## RECORDS
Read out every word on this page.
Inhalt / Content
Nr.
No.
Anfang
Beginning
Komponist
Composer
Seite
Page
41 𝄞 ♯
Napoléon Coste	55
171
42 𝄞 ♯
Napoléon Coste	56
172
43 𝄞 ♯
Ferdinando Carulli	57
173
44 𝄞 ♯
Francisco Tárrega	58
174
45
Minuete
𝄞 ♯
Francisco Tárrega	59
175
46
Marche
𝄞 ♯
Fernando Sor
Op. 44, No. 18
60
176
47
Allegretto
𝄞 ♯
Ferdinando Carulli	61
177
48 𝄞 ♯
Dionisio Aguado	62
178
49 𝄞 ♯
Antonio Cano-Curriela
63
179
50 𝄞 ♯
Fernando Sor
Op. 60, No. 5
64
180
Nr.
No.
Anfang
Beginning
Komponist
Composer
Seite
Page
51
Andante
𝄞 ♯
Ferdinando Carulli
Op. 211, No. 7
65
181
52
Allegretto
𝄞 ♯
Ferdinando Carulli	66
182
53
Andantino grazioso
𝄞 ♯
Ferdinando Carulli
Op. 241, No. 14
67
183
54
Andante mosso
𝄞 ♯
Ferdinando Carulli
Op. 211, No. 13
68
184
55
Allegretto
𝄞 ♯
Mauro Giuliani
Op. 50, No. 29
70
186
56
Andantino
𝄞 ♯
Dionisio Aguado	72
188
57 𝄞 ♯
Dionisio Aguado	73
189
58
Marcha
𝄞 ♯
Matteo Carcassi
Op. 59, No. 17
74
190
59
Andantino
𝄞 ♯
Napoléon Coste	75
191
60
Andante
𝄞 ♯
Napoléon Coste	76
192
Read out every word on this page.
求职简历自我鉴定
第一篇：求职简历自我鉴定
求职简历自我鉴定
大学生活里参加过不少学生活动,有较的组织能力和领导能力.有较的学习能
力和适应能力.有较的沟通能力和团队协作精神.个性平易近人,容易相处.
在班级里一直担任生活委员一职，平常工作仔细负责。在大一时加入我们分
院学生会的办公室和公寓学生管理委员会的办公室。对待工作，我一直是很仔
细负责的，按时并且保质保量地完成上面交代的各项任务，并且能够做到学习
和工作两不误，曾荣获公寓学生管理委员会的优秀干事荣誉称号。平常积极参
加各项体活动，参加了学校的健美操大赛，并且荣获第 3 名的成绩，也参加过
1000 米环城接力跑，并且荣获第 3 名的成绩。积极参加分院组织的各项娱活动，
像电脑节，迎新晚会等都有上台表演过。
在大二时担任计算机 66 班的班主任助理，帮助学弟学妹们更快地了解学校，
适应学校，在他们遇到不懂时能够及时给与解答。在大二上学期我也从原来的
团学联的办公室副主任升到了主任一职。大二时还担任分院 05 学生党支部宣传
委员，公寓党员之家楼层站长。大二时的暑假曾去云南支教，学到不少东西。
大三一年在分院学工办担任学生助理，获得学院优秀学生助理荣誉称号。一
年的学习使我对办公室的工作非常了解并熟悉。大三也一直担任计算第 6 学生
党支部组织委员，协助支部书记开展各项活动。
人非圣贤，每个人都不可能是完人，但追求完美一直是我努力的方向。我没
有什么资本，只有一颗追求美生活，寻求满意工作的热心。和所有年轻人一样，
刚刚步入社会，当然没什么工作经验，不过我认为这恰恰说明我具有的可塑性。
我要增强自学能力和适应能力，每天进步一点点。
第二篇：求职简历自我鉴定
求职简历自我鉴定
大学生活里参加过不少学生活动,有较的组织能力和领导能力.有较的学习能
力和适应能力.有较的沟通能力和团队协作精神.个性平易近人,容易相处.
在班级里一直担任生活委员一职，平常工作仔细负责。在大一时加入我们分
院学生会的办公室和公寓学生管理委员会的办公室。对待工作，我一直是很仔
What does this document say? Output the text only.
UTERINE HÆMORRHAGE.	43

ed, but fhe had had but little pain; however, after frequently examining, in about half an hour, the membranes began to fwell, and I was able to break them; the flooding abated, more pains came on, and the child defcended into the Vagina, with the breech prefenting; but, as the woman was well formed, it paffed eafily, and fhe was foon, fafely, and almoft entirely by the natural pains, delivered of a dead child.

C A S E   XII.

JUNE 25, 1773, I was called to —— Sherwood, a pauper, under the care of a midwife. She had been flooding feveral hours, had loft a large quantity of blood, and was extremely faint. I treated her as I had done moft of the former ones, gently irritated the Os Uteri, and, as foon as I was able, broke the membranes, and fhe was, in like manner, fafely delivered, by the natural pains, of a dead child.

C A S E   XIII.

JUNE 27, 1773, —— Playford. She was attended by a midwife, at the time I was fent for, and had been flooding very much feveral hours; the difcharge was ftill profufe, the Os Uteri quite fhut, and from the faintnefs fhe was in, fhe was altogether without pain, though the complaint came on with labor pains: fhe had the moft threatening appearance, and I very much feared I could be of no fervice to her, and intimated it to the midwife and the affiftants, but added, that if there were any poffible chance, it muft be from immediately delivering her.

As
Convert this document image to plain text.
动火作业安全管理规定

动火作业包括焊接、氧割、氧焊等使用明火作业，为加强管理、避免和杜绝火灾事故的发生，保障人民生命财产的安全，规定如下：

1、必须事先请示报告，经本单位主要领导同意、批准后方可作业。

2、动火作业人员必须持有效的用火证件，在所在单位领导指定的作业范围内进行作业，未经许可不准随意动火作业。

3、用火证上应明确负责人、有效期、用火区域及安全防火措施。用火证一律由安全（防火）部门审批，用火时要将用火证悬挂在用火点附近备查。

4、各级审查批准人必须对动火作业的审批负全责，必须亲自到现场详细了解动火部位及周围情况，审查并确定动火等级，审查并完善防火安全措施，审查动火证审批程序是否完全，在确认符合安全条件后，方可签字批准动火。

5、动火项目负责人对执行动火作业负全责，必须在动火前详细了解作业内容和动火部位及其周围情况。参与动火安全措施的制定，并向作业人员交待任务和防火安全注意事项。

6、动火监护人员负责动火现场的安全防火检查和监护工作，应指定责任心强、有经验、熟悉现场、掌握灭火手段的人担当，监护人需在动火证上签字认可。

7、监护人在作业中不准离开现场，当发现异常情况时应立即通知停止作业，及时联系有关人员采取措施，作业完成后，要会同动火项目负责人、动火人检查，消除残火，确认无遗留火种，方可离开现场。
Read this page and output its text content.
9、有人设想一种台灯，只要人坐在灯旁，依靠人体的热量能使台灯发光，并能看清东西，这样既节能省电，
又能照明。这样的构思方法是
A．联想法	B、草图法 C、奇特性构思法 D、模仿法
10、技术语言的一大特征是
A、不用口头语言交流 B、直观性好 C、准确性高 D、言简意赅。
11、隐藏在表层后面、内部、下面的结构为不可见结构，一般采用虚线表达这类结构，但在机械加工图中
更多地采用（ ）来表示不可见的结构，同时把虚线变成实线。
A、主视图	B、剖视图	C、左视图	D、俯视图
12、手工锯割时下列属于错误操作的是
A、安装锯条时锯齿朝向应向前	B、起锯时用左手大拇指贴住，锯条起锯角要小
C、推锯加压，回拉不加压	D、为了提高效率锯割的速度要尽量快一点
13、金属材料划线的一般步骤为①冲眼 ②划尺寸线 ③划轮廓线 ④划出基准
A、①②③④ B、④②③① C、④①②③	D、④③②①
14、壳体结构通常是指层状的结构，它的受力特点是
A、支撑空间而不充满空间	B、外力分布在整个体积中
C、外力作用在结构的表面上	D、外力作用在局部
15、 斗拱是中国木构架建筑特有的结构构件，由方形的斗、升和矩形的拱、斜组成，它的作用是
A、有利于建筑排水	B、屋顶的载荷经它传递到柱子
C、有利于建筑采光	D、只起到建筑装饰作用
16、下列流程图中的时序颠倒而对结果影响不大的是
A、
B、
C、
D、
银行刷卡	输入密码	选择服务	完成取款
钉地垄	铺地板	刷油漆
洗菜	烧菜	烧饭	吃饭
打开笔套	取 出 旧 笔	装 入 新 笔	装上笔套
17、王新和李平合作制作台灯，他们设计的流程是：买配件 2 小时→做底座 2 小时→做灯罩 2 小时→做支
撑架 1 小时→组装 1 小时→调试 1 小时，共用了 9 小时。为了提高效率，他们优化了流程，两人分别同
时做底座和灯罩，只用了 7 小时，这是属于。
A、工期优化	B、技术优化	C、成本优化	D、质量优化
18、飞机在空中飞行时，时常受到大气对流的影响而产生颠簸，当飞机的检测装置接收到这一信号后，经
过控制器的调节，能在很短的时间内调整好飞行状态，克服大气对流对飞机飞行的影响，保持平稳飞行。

## REQUEST
The line containing "Read this page and output its text content." and every line after it, through the end of the records, should be repeated exactly and alone.

## RESULT FOR THIS EXERCISE
Read this page and output its text content.
9、有人设想一种台灯，只要人坐在灯旁，依靠人体的热量能使台灯发光，并能看清东西，这样既节能省电，
又能照明。这样的构思方法是
A．联想法	B、草图法 C、奇特性构思法 D、模仿法
10、技术语言的一大特征是
A、不用口头语言交流 B、直观性好 C、准确性高 D、言简意赅。
11、隐藏在表层后面、内部、下面的结构为不可见结构，一般采用虚线表达这类结构，但在机械加工图中
更多地采用（ ）来表示不可见的结构，同时把虚线变成实线。
A、主视图	B、剖视图	C、左视图	D、俯视图
12、手工锯割时下列属于错误操作的是
A、安装锯条时锯齿朝向应向前	B、起锯时用左手大拇指贴住，锯条起锯角要小
C、推锯加压，回拉不加压	D、为了提高效率锯割的速度要尽量快一点
13、金属材料划线的一般步骤为①冲眼 ②划尺寸线 ③划轮廓线 ④划出基准
A、①②③④ B、④②③① C、④①②③	D、④③②①
14、壳体结构通常是指层状的结构，它的受力特点是
A、支撑空间而不充满空间	B、外力分布在整个体积中
C、外力作用在结构的表面上	D、外力作用在局部
15、 斗拱是中国木构架建筑特有的结构构件，由方形的斗、升和矩形的拱、斜组成，它的作用是
A、有利于建筑排水	B、屋顶的载荷经它传递到柱子
C、有利于建筑采光	D、只起到建筑装饰作用
16、下列流程图中的时序颠倒而对结果影响不大的是
A、
B、
C、
D、
银行刷卡	输入密码	选择服务	完成取款
钉地垄	铺地板	刷油漆
洗菜	烧菜	烧饭	吃饭
打开笔套	取 出 旧 笔	装 入 新 笔	装上笔套
17、王新和李平合作制作台灯，他们设计的流程是：买配件 2 小时→做底座 2 小时→做灯罩 2 小时→做支
撑架 1 小时→组装 1 小时→调试 1 小时，共用了 9 小时。为了提高效率，他们优化了流程，两人分别同
时做底座和灯罩，只用了 7 小时，这是属于。
A、工期优化	B、技术优化	C、成本优化	D、质量优化
18、飞机在空中飞行时，时常受到大气对流的影响而产生颠簸，当飞机的检测装置接收到这一信号后，经
过控制器的调节，能在很短的时间内调整好飞行状态，克服大气对流对飞机飞行的影响，保持平稳飞行。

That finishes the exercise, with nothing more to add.